*STATED PROBLEM:* State how many lines of the entries hold the string "such", and nothing more.

*RECORDS PROVIDED:*
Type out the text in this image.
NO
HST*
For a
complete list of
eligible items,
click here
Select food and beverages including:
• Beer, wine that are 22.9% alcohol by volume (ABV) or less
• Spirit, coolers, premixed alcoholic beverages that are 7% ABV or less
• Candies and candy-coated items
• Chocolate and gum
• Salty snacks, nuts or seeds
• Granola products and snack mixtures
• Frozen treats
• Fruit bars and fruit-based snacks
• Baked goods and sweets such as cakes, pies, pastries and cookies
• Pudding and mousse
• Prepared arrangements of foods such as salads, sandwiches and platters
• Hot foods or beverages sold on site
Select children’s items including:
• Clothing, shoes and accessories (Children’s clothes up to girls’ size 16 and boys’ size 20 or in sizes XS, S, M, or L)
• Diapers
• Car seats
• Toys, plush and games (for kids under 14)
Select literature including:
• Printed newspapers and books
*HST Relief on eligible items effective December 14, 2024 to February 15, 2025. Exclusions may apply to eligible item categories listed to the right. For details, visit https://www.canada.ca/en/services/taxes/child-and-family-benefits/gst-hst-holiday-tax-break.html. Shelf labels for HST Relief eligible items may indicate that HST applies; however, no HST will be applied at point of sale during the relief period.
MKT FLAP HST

*EXPECTED ANSWER:* 2